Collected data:
☆ ☆ ☆ ☆

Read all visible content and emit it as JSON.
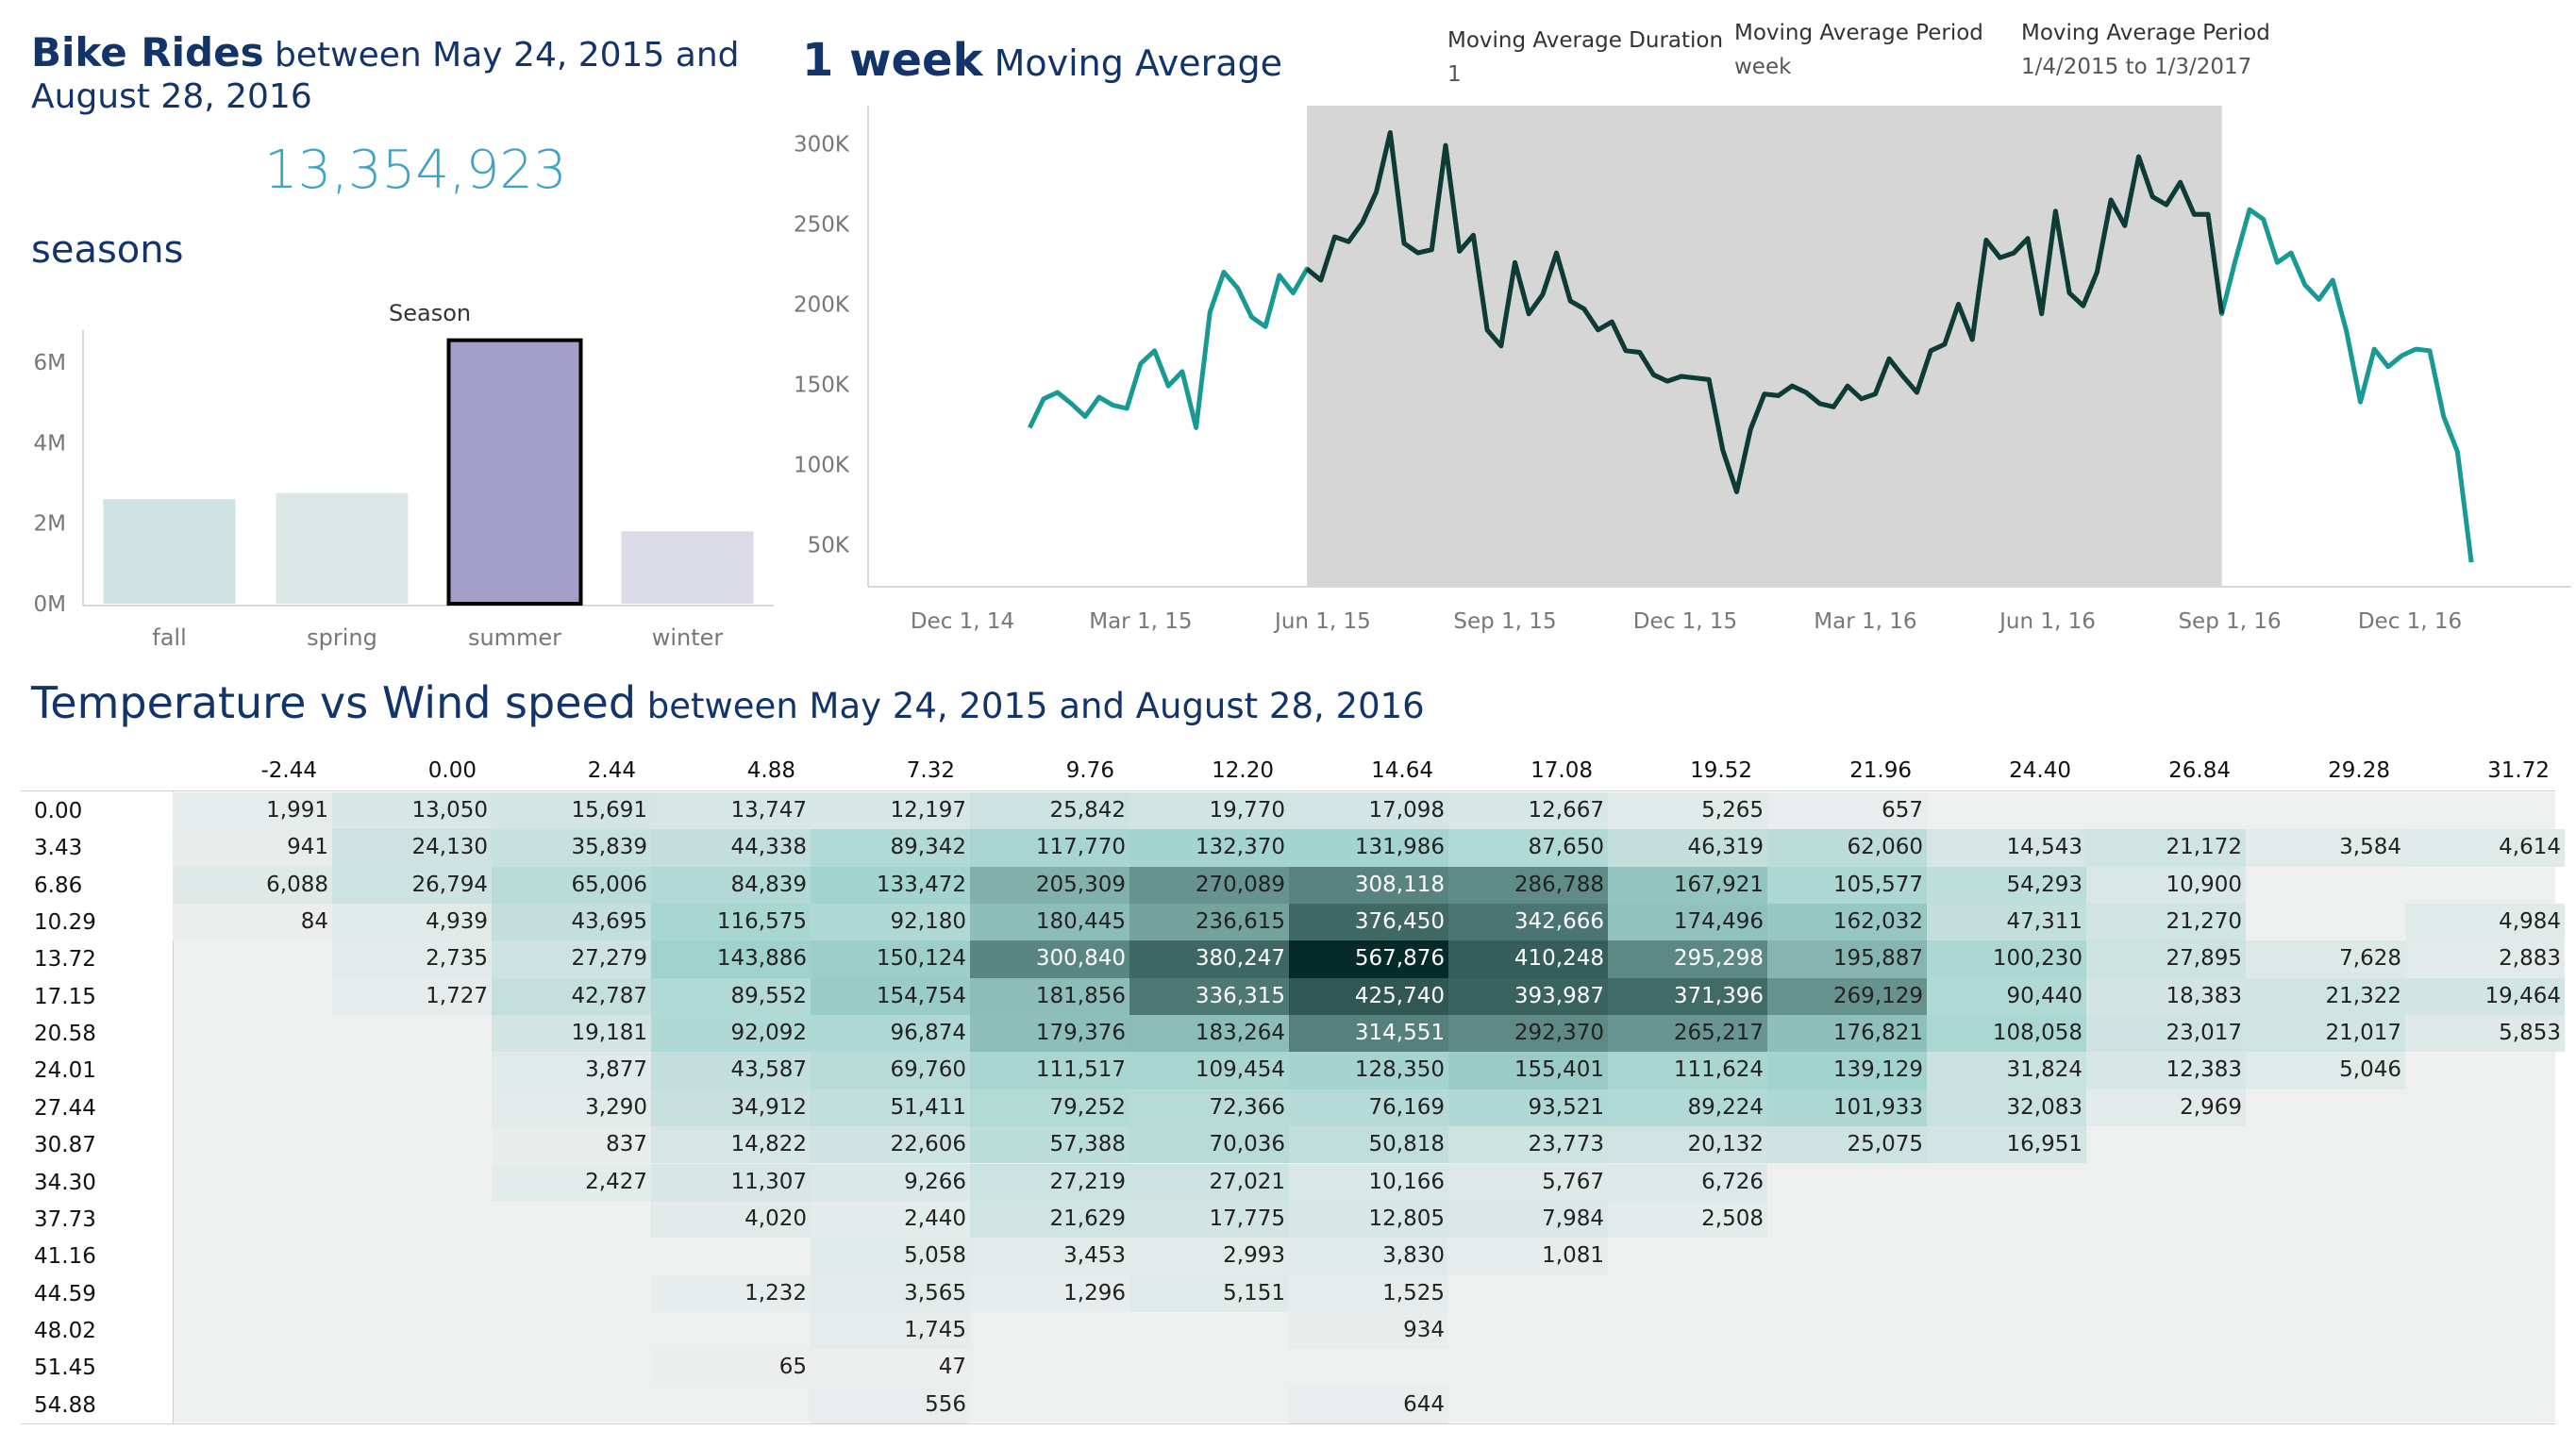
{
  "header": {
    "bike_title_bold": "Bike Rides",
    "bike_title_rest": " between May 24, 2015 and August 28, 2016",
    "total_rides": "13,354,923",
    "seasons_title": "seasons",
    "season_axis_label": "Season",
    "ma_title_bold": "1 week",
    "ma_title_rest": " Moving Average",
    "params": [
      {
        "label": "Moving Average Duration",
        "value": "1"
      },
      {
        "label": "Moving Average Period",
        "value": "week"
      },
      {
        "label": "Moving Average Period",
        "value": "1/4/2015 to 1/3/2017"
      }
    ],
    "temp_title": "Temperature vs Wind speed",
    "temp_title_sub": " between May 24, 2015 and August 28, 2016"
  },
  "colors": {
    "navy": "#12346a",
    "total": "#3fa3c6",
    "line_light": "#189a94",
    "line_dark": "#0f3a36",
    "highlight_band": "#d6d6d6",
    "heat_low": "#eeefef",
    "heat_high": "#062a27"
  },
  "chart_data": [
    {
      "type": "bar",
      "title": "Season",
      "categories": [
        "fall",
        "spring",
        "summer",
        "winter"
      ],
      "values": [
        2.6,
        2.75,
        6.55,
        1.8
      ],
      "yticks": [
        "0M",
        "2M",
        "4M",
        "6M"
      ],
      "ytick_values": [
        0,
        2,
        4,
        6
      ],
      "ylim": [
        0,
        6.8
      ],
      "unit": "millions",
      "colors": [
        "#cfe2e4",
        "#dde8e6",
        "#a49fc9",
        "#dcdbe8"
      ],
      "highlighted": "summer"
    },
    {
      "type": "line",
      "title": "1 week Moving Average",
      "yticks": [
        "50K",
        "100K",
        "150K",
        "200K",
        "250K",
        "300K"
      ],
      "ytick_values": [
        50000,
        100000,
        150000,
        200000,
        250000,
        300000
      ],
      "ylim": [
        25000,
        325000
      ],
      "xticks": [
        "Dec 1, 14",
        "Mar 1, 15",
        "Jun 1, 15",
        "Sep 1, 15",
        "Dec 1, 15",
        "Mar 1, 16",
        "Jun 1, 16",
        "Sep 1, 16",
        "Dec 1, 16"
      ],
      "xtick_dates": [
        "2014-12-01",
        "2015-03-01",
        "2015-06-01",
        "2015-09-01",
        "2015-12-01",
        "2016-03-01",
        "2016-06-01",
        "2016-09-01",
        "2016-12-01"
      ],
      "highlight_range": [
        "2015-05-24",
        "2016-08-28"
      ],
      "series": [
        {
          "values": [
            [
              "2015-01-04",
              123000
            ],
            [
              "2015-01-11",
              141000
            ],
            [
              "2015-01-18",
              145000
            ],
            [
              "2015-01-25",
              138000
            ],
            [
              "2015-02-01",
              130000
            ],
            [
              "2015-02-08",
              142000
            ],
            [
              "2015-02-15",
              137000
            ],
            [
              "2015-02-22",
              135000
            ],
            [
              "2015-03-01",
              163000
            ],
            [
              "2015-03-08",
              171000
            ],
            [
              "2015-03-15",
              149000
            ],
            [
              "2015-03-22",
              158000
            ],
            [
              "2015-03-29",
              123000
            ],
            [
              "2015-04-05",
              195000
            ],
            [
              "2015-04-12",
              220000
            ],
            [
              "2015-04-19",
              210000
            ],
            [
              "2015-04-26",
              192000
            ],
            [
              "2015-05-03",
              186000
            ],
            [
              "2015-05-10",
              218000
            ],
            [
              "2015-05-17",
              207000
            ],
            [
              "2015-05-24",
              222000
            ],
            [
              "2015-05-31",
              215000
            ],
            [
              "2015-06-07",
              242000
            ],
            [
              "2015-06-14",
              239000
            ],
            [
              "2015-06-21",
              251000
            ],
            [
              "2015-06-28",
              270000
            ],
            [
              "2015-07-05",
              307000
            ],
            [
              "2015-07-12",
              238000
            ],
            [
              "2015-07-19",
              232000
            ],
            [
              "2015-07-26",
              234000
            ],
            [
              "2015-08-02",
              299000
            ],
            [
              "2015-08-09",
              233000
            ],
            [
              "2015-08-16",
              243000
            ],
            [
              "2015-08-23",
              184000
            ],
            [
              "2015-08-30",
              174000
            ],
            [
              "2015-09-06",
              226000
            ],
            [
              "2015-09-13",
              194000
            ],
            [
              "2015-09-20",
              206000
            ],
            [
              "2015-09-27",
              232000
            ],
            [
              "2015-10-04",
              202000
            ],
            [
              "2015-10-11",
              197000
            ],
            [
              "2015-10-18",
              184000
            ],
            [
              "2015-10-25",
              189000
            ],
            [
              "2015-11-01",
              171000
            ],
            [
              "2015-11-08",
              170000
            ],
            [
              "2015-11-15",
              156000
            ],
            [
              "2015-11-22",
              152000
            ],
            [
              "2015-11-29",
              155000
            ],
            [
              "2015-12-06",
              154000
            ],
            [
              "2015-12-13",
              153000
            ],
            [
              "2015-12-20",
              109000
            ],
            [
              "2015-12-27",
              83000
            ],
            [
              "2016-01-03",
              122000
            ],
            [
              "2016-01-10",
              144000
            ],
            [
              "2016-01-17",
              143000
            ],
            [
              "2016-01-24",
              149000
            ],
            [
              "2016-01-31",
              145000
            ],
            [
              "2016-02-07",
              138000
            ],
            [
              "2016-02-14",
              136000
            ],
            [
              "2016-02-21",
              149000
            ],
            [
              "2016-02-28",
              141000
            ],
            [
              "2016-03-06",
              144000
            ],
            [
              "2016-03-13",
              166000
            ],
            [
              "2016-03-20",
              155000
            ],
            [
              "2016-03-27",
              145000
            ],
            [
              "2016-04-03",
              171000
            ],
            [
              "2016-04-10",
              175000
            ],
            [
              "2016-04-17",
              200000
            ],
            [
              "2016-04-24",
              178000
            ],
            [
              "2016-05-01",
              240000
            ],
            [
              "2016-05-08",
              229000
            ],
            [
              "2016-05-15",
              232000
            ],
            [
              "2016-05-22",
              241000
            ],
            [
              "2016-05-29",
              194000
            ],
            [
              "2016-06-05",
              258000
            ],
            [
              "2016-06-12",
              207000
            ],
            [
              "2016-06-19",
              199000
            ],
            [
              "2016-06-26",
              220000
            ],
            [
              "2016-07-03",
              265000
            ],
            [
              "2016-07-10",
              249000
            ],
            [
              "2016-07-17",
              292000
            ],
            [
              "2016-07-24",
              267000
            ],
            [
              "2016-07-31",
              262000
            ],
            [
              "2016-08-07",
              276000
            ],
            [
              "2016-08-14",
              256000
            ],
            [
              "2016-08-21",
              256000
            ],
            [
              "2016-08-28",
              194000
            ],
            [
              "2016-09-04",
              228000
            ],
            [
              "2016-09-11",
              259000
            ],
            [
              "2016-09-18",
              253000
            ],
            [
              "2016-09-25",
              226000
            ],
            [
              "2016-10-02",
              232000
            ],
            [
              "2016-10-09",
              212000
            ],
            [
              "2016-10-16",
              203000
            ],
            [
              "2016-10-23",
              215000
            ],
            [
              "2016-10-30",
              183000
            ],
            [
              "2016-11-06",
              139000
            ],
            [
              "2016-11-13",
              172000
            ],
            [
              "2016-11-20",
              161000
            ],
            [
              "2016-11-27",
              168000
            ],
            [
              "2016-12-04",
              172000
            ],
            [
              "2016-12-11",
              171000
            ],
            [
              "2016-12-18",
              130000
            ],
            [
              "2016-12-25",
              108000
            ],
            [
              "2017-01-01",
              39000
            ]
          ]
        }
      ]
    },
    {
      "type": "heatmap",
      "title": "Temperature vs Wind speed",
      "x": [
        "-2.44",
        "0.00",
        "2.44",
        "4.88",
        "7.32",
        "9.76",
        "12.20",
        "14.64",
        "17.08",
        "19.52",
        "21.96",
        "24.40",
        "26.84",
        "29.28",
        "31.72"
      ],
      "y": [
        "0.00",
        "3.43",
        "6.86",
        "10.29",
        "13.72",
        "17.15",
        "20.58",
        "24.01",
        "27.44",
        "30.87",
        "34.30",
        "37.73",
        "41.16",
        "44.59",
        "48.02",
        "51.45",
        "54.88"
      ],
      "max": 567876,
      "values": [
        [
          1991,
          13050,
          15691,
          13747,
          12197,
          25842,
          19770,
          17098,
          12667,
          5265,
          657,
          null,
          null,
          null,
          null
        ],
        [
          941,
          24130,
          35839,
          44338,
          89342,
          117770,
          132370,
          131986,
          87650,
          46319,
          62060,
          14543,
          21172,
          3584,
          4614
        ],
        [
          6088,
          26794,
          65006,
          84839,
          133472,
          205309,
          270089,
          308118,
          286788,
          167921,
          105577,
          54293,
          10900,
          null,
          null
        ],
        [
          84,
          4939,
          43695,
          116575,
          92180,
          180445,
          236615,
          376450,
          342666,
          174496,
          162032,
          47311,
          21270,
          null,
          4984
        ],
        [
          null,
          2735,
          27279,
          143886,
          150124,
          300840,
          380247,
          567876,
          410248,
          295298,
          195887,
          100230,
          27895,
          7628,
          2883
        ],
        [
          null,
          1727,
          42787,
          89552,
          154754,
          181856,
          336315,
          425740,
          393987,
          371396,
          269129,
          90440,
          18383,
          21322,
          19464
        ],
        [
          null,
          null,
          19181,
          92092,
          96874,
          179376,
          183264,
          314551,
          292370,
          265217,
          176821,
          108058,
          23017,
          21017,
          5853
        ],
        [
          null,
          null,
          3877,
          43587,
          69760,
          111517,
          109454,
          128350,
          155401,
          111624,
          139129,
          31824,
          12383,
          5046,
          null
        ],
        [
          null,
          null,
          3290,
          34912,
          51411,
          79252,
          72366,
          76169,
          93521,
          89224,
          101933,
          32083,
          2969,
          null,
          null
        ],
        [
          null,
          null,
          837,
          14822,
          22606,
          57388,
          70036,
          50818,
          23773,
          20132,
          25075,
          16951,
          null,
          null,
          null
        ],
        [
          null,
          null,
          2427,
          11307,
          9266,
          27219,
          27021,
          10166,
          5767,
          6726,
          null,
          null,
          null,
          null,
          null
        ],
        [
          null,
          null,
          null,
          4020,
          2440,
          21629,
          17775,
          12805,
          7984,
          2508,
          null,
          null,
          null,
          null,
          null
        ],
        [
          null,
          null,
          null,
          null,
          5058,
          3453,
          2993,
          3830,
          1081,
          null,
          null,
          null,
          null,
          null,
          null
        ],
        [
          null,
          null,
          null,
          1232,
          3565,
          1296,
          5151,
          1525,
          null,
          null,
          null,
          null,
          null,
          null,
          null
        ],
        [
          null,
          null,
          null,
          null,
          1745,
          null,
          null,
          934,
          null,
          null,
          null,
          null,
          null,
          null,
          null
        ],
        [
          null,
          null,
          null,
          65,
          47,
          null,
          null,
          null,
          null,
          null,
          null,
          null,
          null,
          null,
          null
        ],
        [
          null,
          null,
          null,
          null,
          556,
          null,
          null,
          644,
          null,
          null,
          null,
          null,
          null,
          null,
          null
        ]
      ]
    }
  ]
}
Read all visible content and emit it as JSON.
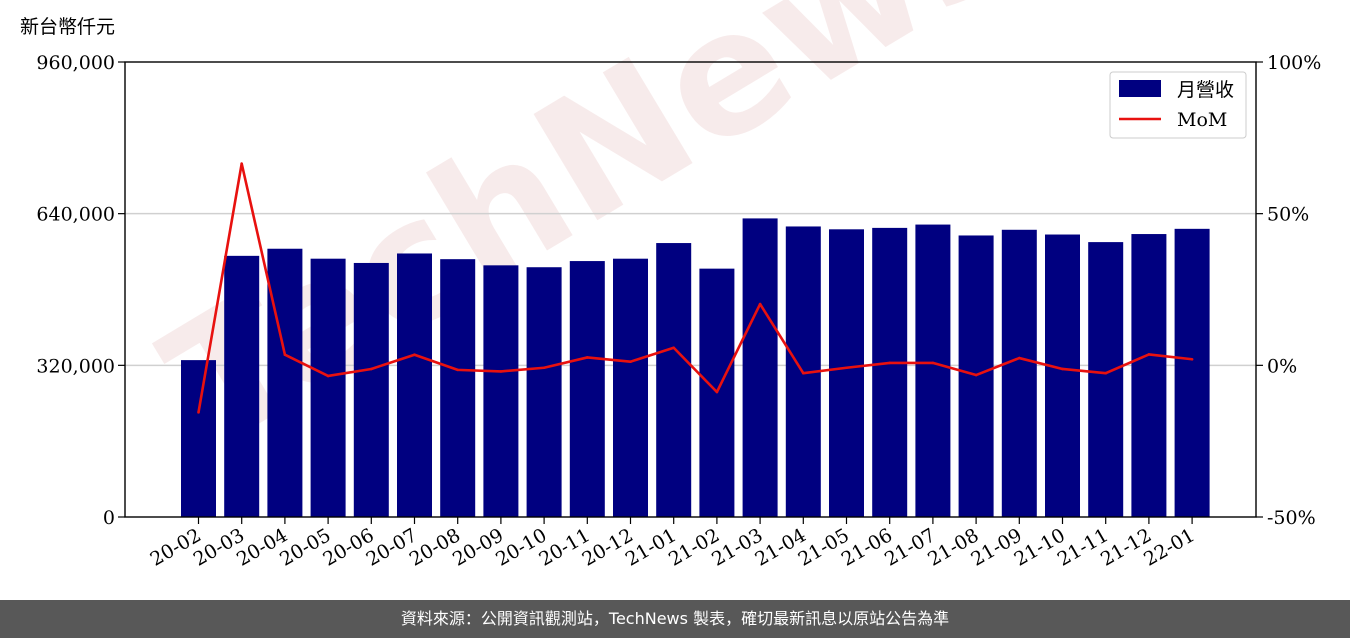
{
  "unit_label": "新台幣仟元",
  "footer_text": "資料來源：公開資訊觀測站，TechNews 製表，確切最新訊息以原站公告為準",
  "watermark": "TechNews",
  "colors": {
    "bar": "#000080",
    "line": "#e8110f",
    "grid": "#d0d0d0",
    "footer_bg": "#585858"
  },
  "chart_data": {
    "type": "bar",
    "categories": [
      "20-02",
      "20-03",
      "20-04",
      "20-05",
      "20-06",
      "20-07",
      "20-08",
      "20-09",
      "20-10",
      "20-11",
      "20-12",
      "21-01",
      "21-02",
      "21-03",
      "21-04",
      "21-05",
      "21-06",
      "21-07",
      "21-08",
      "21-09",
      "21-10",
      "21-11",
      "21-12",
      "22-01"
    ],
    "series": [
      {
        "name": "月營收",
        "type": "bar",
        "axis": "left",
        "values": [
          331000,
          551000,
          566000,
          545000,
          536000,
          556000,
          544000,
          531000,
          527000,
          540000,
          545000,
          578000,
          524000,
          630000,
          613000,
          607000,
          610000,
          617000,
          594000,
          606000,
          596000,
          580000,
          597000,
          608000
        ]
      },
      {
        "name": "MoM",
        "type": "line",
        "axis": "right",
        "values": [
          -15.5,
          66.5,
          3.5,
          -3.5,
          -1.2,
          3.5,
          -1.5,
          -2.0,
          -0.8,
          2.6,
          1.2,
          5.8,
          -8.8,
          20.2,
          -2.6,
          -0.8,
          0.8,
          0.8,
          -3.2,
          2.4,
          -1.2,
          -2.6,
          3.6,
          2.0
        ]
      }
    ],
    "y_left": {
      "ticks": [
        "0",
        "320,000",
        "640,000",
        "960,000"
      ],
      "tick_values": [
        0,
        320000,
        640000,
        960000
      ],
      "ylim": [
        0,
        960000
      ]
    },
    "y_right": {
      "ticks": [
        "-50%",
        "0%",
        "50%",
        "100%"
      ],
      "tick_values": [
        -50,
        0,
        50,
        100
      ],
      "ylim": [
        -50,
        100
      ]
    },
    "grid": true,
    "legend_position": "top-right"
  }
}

☆ ☆ ☆ ☆

Give only the count of lines in the data that include the string "type".

6